### Action item A
Write out the part of the article on the AmosConnect flaws below, between "AmosConnect is usually" and "stored in it.", inclusive.
### Action item B
According to the article on the AmosConnect flaws, in which version of AmosConnect were the vulnerabilities found?

### Reading passage
Critical flaws in maritime comms system could endanger entire ships

IOActive security consultant Mario Ballano has discovered two critical cybersecurity vulnerabilities affecting Stratos Global’s AmosConnect communication shipboard platform.

About AmosConnect

Stratos Global is a leading provider of maritime communications services, and its solutions are used on thousands of ships around the world.

The AmosConnect platform works in conjunction with the ships’ satellite equipment, and integrates vessel and shore-based office applications, as well as provides services like Internet access for the crew, email, IM, position reporting, etc.

AmosConnect is usually deployed on ships’ IT systems network, which is typically separated from the their navigation systems network, Industrial Control Systems network, and BYOD network.

The vulnerabilities

The first vulnerability is a blind SQL injection in a login form. Attackers that successfully exploit it can retrieve credentials to log into the service and access sensitive information stored in it.

The second one is a built-in backdoor account with full system privileges. “Among other things, this vulnerability allows attackers to execute commands with SYSTEM privileges on the remote system by abusing AmosConnect Task Manager,” Bellano shared.

The found flaws can be exploited only by an attacker that has access to the ship’s IT systems network, he noted, but on some ships the various networks might not be segmented, or AmosConnect might be exposed to one or more of them.

“A typical scenario would make AmosConnect available to both the BYOD ‘guest’ and IT networks; one can easily see how these vulnerabilities could be exploited by a local attacker to pivot from the guest network to the IT network. Also, some the vulnerabilities uncovered during our [earlier] SATCOM research might enable attackers to access these systems via the satellite link,” he added.

What should customers do?

The vulnerabilities were found in AmosConnect 8.4.0, and Stratos Global was notified a year ago.

But Inmarsat won’t fix them, and has discontinued the 8.0 version of the platform in June 2017. They advise customers to revert back to AmosConnect 7.0 or switch to an email solution from one of their approved partners.

### Supplied material
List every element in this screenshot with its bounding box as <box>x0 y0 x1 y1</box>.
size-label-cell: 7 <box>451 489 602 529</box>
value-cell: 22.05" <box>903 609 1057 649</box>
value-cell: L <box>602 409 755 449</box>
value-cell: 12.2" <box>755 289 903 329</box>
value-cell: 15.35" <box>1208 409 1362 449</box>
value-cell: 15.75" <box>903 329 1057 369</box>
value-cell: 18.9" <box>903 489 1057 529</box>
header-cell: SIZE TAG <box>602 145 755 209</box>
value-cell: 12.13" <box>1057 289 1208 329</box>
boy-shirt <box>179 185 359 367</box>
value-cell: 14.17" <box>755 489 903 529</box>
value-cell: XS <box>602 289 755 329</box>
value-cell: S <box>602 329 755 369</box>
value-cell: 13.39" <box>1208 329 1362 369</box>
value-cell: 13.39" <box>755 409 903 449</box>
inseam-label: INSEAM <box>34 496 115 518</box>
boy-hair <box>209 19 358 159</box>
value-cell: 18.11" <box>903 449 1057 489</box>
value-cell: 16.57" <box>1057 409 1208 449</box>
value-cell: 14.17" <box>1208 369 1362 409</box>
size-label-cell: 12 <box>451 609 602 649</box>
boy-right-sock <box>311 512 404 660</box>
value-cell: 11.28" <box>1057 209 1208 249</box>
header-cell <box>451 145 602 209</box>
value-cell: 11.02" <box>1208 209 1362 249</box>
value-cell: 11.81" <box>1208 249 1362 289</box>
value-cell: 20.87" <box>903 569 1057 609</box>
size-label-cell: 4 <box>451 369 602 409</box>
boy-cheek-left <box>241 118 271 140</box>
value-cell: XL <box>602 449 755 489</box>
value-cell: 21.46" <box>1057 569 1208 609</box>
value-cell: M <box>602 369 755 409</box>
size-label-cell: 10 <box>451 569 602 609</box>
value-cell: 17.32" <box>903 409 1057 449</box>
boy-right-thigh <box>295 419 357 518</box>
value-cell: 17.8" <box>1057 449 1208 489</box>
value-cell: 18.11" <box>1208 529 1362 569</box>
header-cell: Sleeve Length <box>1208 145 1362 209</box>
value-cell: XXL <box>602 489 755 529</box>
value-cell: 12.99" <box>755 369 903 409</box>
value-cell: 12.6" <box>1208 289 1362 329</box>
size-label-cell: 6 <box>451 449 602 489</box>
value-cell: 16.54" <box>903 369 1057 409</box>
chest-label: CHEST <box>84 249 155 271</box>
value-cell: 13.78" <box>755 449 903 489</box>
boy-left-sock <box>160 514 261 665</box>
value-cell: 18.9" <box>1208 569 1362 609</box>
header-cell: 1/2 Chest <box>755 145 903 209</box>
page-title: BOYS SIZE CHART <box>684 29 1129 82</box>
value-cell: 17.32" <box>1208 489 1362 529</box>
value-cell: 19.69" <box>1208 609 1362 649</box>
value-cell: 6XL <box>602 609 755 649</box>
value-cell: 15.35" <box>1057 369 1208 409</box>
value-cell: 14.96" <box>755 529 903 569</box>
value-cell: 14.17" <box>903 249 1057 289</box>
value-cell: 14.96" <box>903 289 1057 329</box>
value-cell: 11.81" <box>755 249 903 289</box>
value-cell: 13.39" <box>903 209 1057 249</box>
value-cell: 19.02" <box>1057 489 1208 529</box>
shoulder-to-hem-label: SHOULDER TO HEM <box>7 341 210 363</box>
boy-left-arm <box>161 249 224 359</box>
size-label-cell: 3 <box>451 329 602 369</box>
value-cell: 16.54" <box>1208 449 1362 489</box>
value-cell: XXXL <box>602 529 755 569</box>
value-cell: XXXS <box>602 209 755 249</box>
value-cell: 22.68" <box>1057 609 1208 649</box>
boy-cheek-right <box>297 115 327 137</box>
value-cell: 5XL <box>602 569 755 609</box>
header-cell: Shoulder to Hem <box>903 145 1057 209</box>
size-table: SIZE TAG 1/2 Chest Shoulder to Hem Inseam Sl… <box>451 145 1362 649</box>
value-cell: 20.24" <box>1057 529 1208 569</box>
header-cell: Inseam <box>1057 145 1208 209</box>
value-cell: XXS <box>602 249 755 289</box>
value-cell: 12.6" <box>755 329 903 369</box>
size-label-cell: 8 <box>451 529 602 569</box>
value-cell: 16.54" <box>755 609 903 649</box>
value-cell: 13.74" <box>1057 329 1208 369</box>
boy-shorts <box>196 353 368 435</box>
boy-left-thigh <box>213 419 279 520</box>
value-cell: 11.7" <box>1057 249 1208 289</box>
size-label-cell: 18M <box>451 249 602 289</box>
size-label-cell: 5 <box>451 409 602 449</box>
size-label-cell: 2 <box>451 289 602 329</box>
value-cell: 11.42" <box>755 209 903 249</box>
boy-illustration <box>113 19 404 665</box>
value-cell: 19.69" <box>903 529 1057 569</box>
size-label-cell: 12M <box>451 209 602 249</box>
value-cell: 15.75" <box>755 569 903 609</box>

### Response A
AmosConnect is usually deployed on ships’ IT systems network, which is typically separated from the their navigation systems network, Industrial Control Systems network, and BYOD network.

The vulnerabilities

The first vulnerability is a blind SQL injection in a login form. Attackers that successfully exploit it can retrieve credentials to log into the service and access sensitive information stored in it.

### Response B
AmosConnect 8.4.0